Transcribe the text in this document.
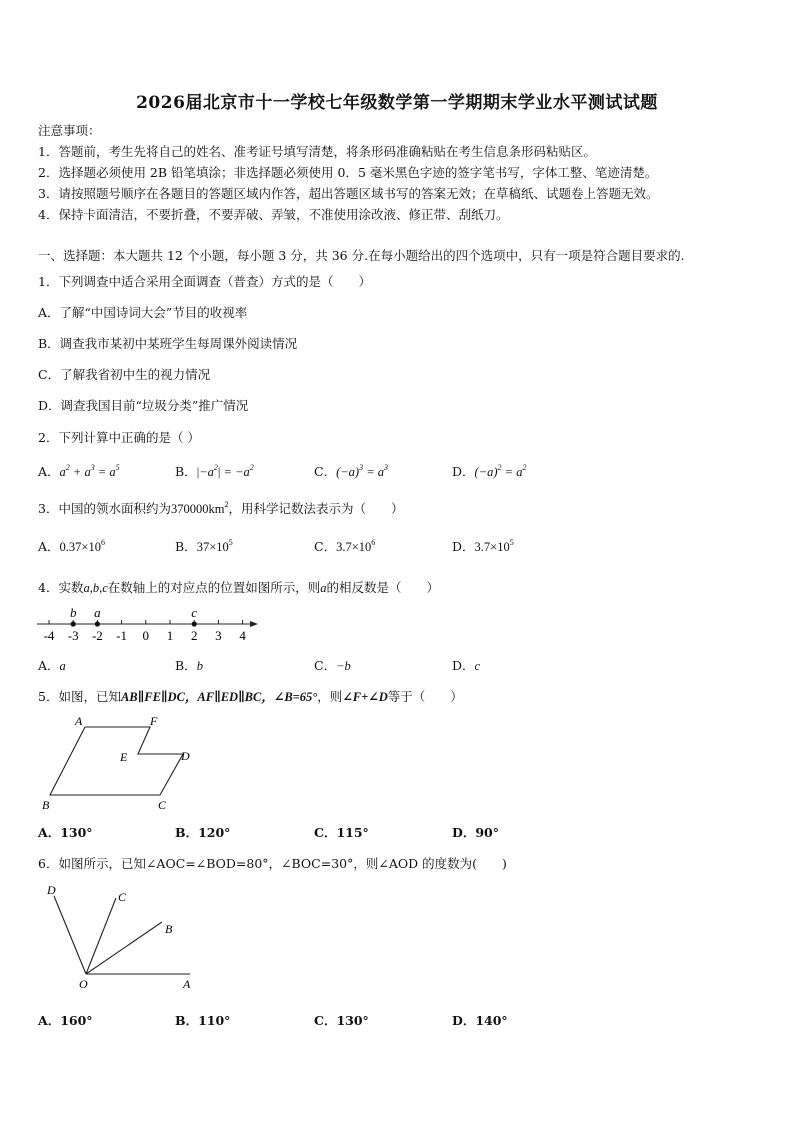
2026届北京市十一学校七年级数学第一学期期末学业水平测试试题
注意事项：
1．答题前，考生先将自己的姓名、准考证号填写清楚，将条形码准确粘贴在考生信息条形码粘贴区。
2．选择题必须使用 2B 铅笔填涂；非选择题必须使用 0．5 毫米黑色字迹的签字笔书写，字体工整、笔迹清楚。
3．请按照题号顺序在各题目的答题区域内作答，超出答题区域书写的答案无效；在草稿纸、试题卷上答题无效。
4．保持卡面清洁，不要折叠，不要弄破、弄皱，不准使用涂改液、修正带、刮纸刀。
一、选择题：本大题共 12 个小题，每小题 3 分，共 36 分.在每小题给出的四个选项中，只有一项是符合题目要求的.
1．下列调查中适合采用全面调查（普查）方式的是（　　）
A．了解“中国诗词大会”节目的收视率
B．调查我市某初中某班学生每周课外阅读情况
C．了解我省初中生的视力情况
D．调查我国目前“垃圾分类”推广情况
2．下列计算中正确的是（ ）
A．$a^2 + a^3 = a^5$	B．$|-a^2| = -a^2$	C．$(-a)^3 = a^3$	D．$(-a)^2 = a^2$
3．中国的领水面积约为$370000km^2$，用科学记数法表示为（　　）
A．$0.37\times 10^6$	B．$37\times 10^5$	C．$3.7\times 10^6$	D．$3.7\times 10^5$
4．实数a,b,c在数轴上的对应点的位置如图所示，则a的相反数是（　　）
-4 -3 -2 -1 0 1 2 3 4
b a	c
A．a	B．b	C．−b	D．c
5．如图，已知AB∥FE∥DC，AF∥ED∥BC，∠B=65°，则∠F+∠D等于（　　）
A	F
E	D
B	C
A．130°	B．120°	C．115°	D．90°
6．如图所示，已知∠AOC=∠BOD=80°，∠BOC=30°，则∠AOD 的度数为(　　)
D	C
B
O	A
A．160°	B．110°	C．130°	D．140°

○ ○ ○ ○ ○ ○ ○

### [PROBLEM TO SOLVE]
Omit the pictures and give the material again, exactly and in full.

### [EXERCISE RESULT]
Transcribe the text in this document.
2026届北京市十一学校七年级数学第一学期期末学业水平测试试题
注意事项：
1．答题前，考生先将自己的姓名、准考证号填写清楚，将条形码准确粘贴在考生信息条形码粘贴区。
2．选择题必须使用 2B 铅笔填涂；非选择题必须使用 0．5 毫米黑色字迹的签字笔书写，字体工整、笔迹清楚。
3．请按照题号顺序在各题目的答题区域内作答，超出答题区域书写的答案无效；在草稿纸、试题卷上答题无效。
4．保持卡面清洁，不要折叠，不要弄破、弄皱，不准使用涂改液、修正带、刮纸刀。
一、选择题：本大题共 12 个小题，每小题 3 分，共 36 分.在每小题给出的四个选项中，只有一项是符合题目要求的.
1．下列调查中适合采用全面调查（普查）方式的是（　　）
A．了解“中国诗词大会”节目的收视率
B．调查我市某初中某班学生每周课外阅读情况
C．了解我省初中生的视力情况
D．调查我国目前“垃圾分类”推广情况
2．下列计算中正确的是（ ）
A．$a^2 + a^3 = a^5$	B．$|-a^2| = -a^2$	C．$(-a)^3 = a^3$	D．$(-a)^2 = a^2$
3．中国的领水面积约为$370000km^2$，用科学记数法表示为（　　）
A．$0.37\times 10^6$	B．$37\times 10^5$	C．$3.7\times 10^6$	D．$3.7\times 10^5$
4．实数a,b,c在数轴上的对应点的位置如图所示，则a的相反数是（　　）
-4 -3 -2 -1 0 1 2 3 4
b a	c
A．a	B．b	C．−b	D．c
5．如图，已知AB∥FE∥DC，AF∥ED∥BC，∠B=65°，则∠F+∠D等于（　　）
A	F
E	D
B	C
A．130°	B．120°	C．115°	D．90°
6．如图所示，已知∠AOC=∠BOD=80°，∠BOC=30°，则∠AOD 的度数为(　　)
D	C
B
O	A
A．160°	B．110°	C．130°	D．140°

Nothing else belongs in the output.